* [Exercise material]:
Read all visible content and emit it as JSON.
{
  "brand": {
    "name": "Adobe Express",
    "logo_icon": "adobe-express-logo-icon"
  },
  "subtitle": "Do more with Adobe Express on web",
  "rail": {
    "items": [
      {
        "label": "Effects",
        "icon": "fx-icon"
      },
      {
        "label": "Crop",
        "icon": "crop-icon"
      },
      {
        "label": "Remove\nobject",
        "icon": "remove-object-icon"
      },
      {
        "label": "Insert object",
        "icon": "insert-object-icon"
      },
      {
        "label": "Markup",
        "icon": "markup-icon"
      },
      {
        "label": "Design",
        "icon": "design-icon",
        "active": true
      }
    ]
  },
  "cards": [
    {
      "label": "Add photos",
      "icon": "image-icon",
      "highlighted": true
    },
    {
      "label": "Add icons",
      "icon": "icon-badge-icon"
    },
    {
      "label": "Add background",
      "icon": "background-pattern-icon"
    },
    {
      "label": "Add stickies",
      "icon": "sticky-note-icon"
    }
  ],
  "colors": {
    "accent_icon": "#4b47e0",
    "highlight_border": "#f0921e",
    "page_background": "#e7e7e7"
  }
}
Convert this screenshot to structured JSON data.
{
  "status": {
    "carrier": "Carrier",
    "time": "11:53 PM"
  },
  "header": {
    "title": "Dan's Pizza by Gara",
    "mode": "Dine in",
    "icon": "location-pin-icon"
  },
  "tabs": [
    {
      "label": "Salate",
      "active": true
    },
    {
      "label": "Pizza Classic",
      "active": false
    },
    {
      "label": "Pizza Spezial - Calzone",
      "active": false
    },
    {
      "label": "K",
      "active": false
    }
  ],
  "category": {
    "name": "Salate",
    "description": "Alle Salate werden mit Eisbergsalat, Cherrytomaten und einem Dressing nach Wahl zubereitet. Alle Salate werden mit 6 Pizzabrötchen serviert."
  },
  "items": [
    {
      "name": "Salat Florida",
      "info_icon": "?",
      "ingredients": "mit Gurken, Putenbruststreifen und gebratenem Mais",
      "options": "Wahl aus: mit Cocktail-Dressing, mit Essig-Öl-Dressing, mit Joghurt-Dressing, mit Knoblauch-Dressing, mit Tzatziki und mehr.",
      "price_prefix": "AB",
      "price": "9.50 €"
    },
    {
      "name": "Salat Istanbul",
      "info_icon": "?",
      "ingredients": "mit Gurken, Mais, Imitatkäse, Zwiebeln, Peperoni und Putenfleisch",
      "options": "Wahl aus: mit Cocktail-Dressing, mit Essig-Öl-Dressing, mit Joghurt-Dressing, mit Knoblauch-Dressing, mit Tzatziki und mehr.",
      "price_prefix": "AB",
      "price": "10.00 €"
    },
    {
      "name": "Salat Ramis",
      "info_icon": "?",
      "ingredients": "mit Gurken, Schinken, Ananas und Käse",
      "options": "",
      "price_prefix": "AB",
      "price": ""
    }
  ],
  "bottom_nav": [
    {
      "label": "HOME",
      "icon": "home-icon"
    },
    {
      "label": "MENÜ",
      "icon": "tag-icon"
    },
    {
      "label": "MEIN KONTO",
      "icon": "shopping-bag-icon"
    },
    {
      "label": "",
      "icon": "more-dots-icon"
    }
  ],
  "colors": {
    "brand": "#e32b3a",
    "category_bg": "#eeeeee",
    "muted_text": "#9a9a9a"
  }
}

* [Given request]: Reproduce all of the records exactly.

* [Answer for this exercise]:
Read all visible content and emit it as JSON.
{
  "brand": {
    "name": "Adobe Express",
    "logo_icon": "adobe-express-logo-icon"
  },
  "subtitle": "Do more with Adobe Express on web",
  "rail": {
    "items": [
      {
        "label": "Effects",
        "icon": "fx-icon"
      },
      {
        "label": "Crop",
        "icon": "crop-icon"
      },
      {
        "label": "Remove\nobject",
        "icon": "remove-object-icon"
      },
      {
        "label": "Insert object",
        "icon": "insert-object-icon"
      },
      {
        "label": "Markup",
        "icon": "markup-icon"
      },
      {
        "label": "Design",
        "icon": "design-icon",
        "active": true
      }
    ]
  },
  "cards": [
    {
      "label": "Add photos",
      "icon": "image-icon",
      "highlighted": true
    },
    {
      "label": "Add icons",
      "icon": "icon-badge-icon"
    },
    {
      "label": "Add background",
      "icon": "background-pattern-icon"
    },
    {
      "label": "Add stickies",
      "icon": "sticky-note-icon"
    }
  ],
  "colors": {
    "accent_icon": "#4b47e0",
    "highlight_border": "#f0921e",
    "page_background": "#e7e7e7"
  }
}
Convert this screenshot to structured JSON data.
{
  "status": {
    "carrier": "Carrier",
    "time": "11:53 PM"
  },
  "header": {
    "title": "Dan's Pizza by Gara",
    "mode": "Dine in",
    "icon": "location-pin-icon"
  },
  "tabs": [
    {
      "label": "Salate",
      "active": true
    },
    {
      "label": "Pizza Classic",
      "active": false
    },
    {
      "label": "Pizza Spezial - Calzone",
      "active": false
    },
    {
      "label": "K",
      "active": false
    }
  ],
  "category": {
    "name": "Salate",
    "description": "Alle Salate werden mit Eisbergsalat, Cherrytomaten und einem Dressing nach Wahl zubereitet. Alle Salate werden mit 6 Pizzabrötchen serviert."
  },
  "items": [
    {
      "name": "Salat Florida",
      "info_icon": "?",
      "ingredients": "mit Gurken, Putenbruststreifen und gebratenem Mais",
      "options": "Wahl aus: mit Cocktail-Dressing, mit Essig-Öl-Dressing, mit Joghurt-Dressing, mit Knoblauch-Dressing, mit Tzatziki und mehr.",
      "price_prefix": "AB",
      "price": "9.50 €"
    },
    {
      "name": "Salat Istanbul",
      "info_icon": "?",
      "ingredients": "mit Gurken, Mais, Imitatkäse, Zwiebeln, Peperoni und Putenfleisch",
      "options": "Wahl aus: mit Cocktail-Dressing, mit Essig-Öl-Dressing, mit Joghurt-Dressing, mit Knoblauch-Dressing, mit Tzatziki und mehr.",
      "price_prefix": "AB",
      "price": "10.00 €"
    },
    {
      "name": "Salat Ramis",
      "info_icon": "?",
      "ingredients": "mit Gurken, Schinken, Ananas und Käse",
      "options": "",
      "price_prefix": "AB",
      "price": ""
    }
  ],
  "bottom_nav": [
    {
      "label": "HOME",
      "icon": "home-icon"
    },
    {
      "label": "MENÜ",
      "icon": "tag-icon"
    },
    {
      "label": "MEIN KONTO",
      "icon": "shopping-bag-icon"
    },
    {
      "label": "",
      "icon": "more-dots-icon"
    }
  ],
  "colors": {
    "brand": "#e32b3a",
    "category_bg": "#eeeeee",
    "muted_text": "#9a9a9a"
  }
}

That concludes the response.